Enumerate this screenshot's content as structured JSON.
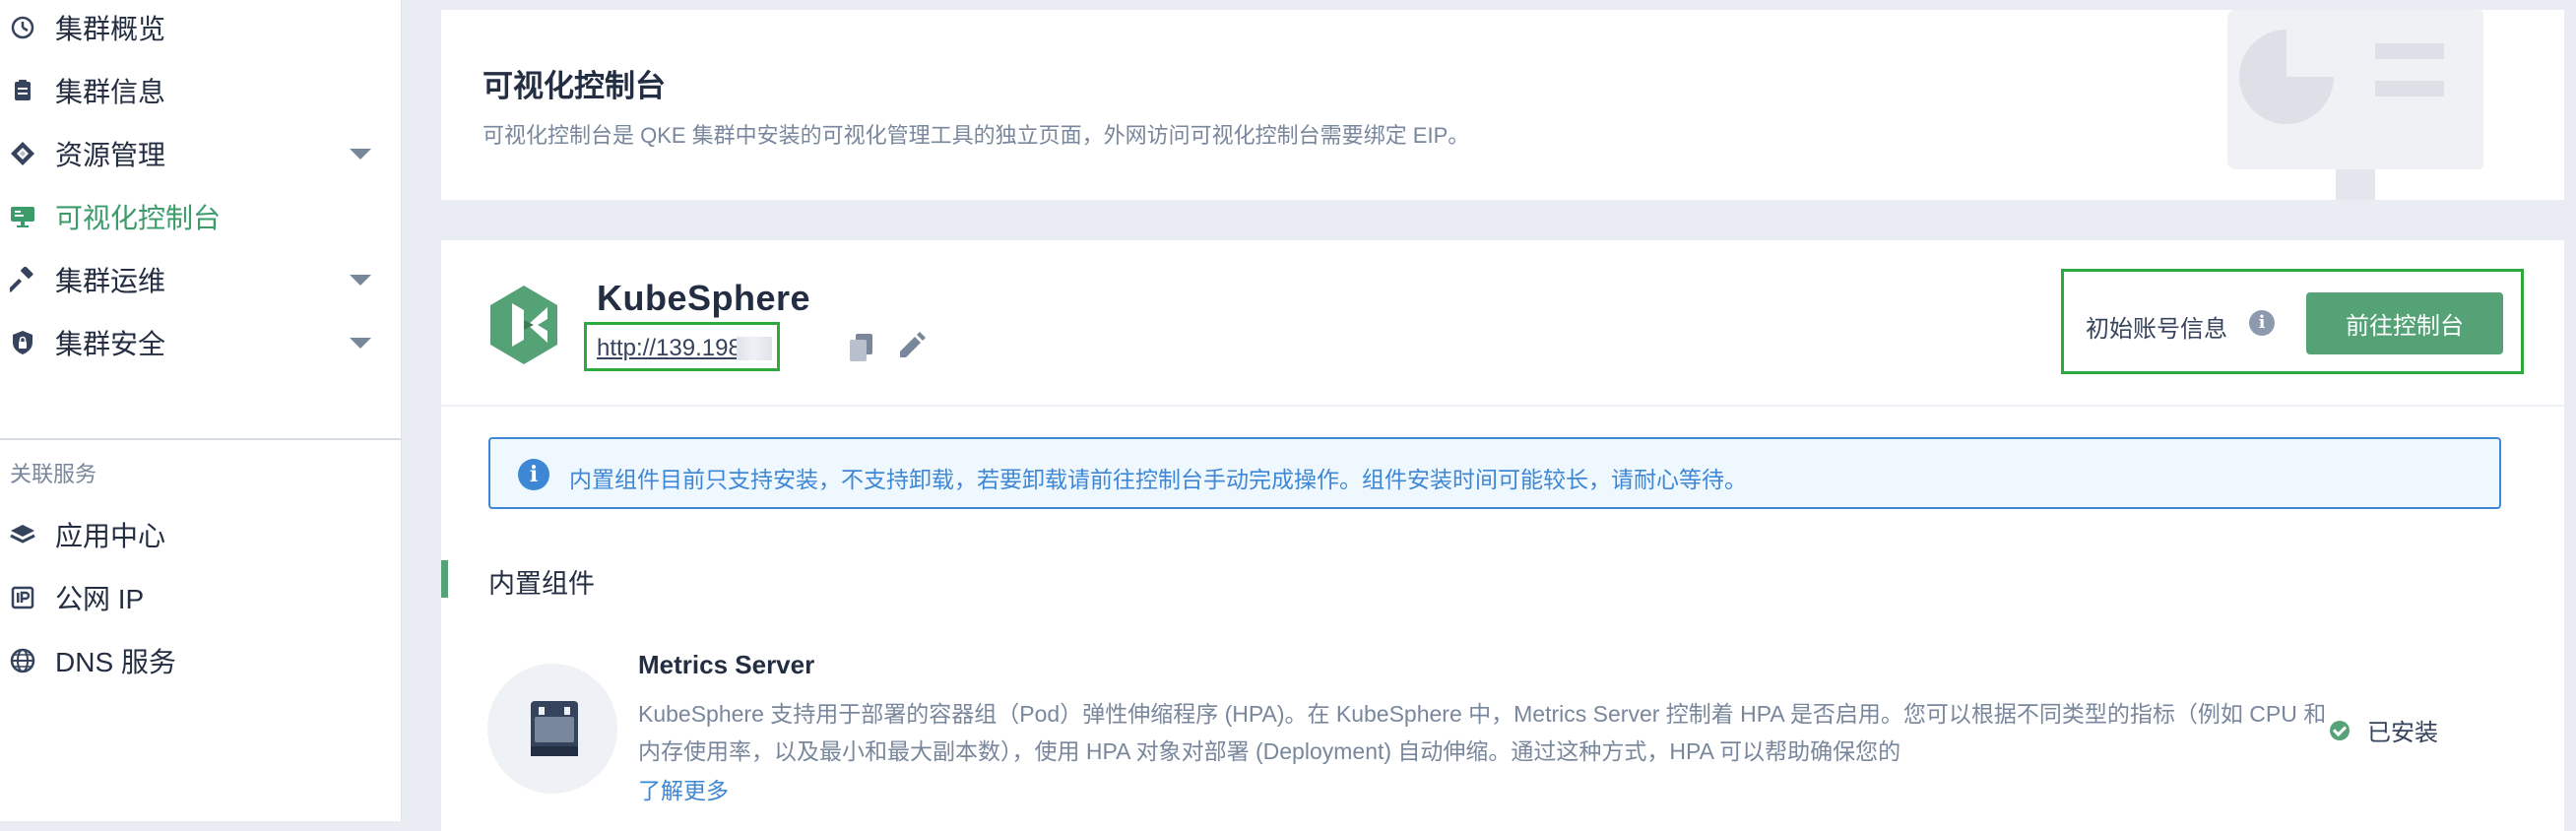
{
  "sidebar": {
    "items": [
      {
        "label": "集群概览",
        "icon": "dashboard-icon",
        "has_submenu": false,
        "active": false
      },
      {
        "label": "集群信息",
        "icon": "clipboard-icon",
        "has_submenu": false,
        "active": false
      },
      {
        "label": "资源管理",
        "icon": "resources-icon",
        "has_submenu": true,
        "active": false
      },
      {
        "label": "可视化控制台",
        "icon": "monitor-icon",
        "has_submenu": false,
        "active": true
      },
      {
        "label": "集群运维",
        "icon": "hammer-icon",
        "has_submenu": true,
        "active": false
      },
      {
        "label": "集群安全",
        "icon": "shield-lock-icon",
        "has_submenu": true,
        "active": false
      }
    ],
    "related_title": "关联服务",
    "related_items": [
      {
        "label": "应用中心",
        "icon": "layers-icon"
      },
      {
        "label": "公网 IP",
        "icon": "ip-icon"
      },
      {
        "label": "DNS 服务",
        "icon": "globe-icon"
      }
    ]
  },
  "header": {
    "title": "可视化控制台",
    "description": "可视化控制台是 QKE 集群中安装的可视化管理工具的独立页面，外网访问可视化控制台需要绑定 EIP。"
  },
  "console": {
    "app_name": "KubeSphere",
    "url": "http://139.198.",
    "account_label": "初始账号信息",
    "go_button": "前往控制台"
  },
  "notice": {
    "icon": "info-icon",
    "text": "内置组件目前只支持安装，不支持卸载，若要卸载请前往控制台手动完成操作。组件安装时间可能较长，请耐心等待。"
  },
  "builtin": {
    "title": "内置组件",
    "components": [
      {
        "name": "Metrics Server",
        "description": "KubeSphere 支持用于部署的容器组（Pod）弹性伸缩程序 (HPA)。在 KubeSphere 中，Metrics Server 控制着 HPA 是否启用。您可以根据不同类型的指标（例如 CPU 和内存使用率，以及最小和最大副本数），使用 HPA 对象对部署 (Deployment) 自动伸缩。通过这种方式，HPA 可以帮助确保您的",
        "learn_more": "了解更多",
        "status": "已安装"
      }
    ]
  },
  "colors": {
    "accent_green": "#55a277",
    "highlight_box": "#2fa83d",
    "info_blue": "#3e87d5",
    "text_dark": "#242e42",
    "text_muted": "#79879c"
  }
}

+++

**GOAL OF THE EXERCISE:**
Set down all the data again exactly as above, pictures excluded.

**TASK OUTPUT:**
Enumerate this screenshot's content as structured JSON.
{
  "sidebar": {
    "items": [
      {
        "label": "集群概览",
        "icon": "dashboard-icon",
        "has_submenu": false,
        "active": false
      },
      {
        "label": "集群信息",
        "icon": "clipboard-icon",
        "has_submenu": false,
        "active": false
      },
      {
        "label": "资源管理",
        "icon": "resources-icon",
        "has_submenu": true,
        "active": false
      },
      {
        "label": "可视化控制台",
        "icon": "monitor-icon",
        "has_submenu": false,
        "active": true
      },
      {
        "label": "集群运维",
        "icon": "hammer-icon",
        "has_submenu": true,
        "active": false
      },
      {
        "label": "集群安全",
        "icon": "shield-lock-icon",
        "has_submenu": true,
        "active": false
      }
    ],
    "related_title": "关联服务",
    "related_items": [
      {
        "label": "应用中心",
        "icon": "layers-icon"
      },
      {
        "label": "公网 IP",
        "icon": "ip-icon"
      },
      {
        "label": "DNS 服务",
        "icon": "globe-icon"
      }
    ]
  },
  "header": {
    "title": "可视化控制台",
    "description": "可视化控制台是 QKE 集群中安装的可视化管理工具的独立页面，外网访问可视化控制台需要绑定 EIP。"
  },
  "console": {
    "app_name": "KubeSphere",
    "url": "http://139.198.",
    "account_label": "初始账号信息",
    "go_button": "前往控制台"
  },
  "notice": {
    "icon": "info-icon",
    "text": "内置组件目前只支持安装，不支持卸载，若要卸载请前往控制台手动完成操作。组件安装时间可能较长，请耐心等待。"
  },
  "builtin": {
    "title": "内置组件",
    "components": [
      {
        "name": "Metrics Server",
        "description": "KubeSphere 支持用于部署的容器组（Pod）弹性伸缩程序 (HPA)。在 KubeSphere 中，Metrics Server 控制着 HPA 是否启用。您可以根据不同类型的指标（例如 CPU 和内存使用率，以及最小和最大副本数），使用 HPA 对象对部署 (Deployment) 自动伸缩。通过这种方式，HPA 可以帮助确保您的",
        "learn_more": "了解更多",
        "status": "已安装"
      }
    ]
  },
  "colors": {
    "accent_green": "#55a277",
    "highlight_box": "#2fa83d",
    "info_blue": "#3e87d5",
    "text_dark": "#242e42",
    "text_muted": "#79879c"
  }
}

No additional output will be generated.